- TASK DETAILS -
Give only the number of lines that hold the word "comun".
** START OF DATASET EXCERPTS **
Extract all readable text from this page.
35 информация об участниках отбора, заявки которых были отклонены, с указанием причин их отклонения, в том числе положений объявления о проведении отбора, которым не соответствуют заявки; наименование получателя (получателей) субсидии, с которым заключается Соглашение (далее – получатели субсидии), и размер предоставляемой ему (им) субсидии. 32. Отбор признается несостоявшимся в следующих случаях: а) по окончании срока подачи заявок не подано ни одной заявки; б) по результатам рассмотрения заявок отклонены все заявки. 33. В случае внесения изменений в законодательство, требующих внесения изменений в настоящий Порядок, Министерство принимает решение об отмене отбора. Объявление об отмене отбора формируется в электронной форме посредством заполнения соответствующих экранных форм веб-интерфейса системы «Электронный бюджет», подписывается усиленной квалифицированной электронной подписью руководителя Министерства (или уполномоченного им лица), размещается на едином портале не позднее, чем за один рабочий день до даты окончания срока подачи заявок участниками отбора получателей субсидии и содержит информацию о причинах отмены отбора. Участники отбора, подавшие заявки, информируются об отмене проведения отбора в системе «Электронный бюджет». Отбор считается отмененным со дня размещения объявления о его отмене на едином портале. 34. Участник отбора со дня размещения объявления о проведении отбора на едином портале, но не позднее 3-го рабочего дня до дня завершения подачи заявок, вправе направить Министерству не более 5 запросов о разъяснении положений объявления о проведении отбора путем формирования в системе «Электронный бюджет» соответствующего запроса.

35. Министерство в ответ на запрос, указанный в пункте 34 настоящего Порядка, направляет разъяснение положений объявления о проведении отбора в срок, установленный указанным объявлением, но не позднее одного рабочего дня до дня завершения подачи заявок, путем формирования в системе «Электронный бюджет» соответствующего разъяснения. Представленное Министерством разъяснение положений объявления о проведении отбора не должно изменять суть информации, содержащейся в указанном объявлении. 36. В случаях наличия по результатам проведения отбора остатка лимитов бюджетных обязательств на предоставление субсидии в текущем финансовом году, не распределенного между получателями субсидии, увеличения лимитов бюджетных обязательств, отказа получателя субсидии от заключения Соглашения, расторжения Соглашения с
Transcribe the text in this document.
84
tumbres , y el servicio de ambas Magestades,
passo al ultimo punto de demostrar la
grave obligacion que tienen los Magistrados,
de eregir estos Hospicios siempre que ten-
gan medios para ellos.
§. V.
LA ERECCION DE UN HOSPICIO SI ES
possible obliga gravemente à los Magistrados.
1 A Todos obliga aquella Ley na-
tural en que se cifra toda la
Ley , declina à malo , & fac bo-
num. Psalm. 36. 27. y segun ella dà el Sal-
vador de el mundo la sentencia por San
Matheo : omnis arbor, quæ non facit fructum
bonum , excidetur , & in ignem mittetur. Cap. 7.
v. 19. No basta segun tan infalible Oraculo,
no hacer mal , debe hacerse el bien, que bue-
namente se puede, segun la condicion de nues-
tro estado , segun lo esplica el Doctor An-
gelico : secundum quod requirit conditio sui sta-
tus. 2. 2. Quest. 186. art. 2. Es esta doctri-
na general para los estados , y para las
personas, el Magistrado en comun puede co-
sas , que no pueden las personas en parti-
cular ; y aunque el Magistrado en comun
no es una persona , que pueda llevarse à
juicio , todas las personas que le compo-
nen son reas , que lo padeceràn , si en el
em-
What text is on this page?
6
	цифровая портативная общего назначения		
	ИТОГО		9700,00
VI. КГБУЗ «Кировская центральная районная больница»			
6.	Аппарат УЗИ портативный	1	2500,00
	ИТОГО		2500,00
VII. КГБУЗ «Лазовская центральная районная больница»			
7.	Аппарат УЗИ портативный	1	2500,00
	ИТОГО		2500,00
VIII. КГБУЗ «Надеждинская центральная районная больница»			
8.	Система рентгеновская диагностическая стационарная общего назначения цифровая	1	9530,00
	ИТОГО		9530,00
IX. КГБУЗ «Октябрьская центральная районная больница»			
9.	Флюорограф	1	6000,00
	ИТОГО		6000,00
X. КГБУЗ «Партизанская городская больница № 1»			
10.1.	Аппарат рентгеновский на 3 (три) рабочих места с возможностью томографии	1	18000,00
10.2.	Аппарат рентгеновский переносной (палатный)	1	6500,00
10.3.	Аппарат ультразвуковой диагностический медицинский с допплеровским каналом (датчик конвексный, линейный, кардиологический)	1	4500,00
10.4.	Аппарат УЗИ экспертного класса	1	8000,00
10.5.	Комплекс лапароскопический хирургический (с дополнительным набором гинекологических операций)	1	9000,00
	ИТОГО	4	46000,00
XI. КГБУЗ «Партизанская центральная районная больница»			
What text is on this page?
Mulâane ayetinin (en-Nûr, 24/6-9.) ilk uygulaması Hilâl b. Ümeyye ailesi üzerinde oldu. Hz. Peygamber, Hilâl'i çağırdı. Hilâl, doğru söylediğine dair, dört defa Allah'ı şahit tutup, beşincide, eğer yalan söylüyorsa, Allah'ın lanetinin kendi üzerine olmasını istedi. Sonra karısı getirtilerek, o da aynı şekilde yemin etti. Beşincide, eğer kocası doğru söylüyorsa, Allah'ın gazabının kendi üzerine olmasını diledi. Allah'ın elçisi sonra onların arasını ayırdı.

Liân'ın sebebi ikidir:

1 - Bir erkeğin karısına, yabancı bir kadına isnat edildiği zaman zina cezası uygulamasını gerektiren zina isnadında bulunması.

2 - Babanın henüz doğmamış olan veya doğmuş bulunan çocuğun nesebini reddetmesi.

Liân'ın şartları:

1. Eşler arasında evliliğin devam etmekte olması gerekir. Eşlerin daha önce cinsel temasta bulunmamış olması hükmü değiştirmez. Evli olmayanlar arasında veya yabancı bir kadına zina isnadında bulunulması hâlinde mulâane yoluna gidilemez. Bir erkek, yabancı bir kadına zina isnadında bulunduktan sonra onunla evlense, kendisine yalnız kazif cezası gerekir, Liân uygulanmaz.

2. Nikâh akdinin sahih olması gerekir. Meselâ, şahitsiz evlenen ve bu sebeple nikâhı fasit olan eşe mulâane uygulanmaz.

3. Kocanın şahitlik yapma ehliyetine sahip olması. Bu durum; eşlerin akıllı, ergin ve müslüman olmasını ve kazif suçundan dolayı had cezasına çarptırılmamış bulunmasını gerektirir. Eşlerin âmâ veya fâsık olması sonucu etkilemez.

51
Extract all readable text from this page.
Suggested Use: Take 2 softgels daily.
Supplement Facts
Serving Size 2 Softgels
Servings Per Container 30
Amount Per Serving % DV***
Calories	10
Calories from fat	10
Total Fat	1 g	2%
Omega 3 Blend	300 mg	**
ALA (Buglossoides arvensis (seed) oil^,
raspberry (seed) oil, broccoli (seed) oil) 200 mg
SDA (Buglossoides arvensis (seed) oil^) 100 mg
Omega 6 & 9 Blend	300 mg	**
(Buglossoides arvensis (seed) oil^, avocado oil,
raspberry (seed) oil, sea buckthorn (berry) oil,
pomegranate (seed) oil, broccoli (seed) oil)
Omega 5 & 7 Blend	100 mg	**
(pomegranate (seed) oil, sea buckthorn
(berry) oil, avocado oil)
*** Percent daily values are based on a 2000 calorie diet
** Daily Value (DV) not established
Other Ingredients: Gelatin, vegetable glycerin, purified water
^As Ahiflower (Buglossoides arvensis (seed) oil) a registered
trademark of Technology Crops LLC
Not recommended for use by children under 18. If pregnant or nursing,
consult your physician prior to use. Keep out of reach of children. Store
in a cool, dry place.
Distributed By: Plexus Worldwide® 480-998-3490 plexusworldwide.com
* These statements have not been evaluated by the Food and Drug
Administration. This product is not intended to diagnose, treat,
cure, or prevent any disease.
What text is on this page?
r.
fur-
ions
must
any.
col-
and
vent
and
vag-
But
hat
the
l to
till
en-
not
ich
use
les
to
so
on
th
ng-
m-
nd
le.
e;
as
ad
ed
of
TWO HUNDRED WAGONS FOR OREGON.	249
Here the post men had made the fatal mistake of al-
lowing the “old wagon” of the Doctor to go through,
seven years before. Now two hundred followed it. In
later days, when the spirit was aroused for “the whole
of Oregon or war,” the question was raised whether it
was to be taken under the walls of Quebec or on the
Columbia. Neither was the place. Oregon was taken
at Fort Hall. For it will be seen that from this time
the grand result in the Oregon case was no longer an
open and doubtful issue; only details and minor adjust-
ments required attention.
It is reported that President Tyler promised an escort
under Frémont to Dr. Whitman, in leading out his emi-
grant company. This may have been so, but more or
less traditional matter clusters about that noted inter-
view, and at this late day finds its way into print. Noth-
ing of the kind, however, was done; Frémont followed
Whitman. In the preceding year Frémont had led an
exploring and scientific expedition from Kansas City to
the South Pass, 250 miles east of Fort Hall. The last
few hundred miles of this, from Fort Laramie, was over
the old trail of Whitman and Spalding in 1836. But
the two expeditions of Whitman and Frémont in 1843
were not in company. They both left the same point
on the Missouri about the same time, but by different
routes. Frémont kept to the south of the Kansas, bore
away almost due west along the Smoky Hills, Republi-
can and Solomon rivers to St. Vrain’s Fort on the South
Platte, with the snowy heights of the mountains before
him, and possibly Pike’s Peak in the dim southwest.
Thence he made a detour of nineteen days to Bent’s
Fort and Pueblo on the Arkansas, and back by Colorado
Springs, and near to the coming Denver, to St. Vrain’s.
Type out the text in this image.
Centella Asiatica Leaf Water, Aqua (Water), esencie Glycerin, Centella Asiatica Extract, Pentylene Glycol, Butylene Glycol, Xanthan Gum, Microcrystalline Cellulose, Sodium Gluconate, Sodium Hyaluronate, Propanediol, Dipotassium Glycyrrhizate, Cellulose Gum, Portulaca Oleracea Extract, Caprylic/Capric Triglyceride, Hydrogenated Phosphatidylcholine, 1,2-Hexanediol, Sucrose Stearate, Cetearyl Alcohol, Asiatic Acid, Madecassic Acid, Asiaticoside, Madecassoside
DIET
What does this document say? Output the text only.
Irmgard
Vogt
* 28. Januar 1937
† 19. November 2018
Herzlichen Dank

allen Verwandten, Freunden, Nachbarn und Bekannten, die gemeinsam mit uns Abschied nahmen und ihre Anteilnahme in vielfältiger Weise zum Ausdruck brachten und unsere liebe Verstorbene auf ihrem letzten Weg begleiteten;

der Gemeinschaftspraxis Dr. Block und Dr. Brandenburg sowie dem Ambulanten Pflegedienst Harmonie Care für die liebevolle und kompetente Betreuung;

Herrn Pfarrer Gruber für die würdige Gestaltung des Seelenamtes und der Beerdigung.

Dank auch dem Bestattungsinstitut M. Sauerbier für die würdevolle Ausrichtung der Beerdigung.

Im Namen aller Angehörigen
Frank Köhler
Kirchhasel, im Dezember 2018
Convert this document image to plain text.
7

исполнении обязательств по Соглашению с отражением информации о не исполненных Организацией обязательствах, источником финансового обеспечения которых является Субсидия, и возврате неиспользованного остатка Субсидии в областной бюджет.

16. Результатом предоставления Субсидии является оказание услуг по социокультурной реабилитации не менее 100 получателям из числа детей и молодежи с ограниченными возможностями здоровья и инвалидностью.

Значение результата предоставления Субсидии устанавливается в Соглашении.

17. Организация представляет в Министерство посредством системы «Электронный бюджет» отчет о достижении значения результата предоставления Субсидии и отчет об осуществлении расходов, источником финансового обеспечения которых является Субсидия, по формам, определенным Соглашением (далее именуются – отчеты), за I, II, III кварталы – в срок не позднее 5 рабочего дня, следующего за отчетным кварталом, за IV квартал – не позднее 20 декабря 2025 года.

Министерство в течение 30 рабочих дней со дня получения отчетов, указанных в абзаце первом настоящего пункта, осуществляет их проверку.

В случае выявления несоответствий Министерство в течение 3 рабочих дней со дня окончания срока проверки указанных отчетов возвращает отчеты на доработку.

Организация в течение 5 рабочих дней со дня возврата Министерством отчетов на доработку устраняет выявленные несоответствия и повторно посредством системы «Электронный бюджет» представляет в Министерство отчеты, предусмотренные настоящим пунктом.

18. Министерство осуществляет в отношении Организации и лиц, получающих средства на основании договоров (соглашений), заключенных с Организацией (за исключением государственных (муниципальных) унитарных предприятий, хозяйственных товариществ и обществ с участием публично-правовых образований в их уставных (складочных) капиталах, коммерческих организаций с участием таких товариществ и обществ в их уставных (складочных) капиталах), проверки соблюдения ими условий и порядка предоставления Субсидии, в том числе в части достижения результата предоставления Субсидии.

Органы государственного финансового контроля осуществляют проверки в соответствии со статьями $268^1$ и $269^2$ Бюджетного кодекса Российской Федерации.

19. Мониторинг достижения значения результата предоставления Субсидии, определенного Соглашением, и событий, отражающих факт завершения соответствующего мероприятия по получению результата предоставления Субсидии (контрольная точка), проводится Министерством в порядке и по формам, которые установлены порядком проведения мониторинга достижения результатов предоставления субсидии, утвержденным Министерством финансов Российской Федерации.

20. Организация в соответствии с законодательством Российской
** END OF DATASET EXCERPTS **
- WRITTEN RESPONSE -
2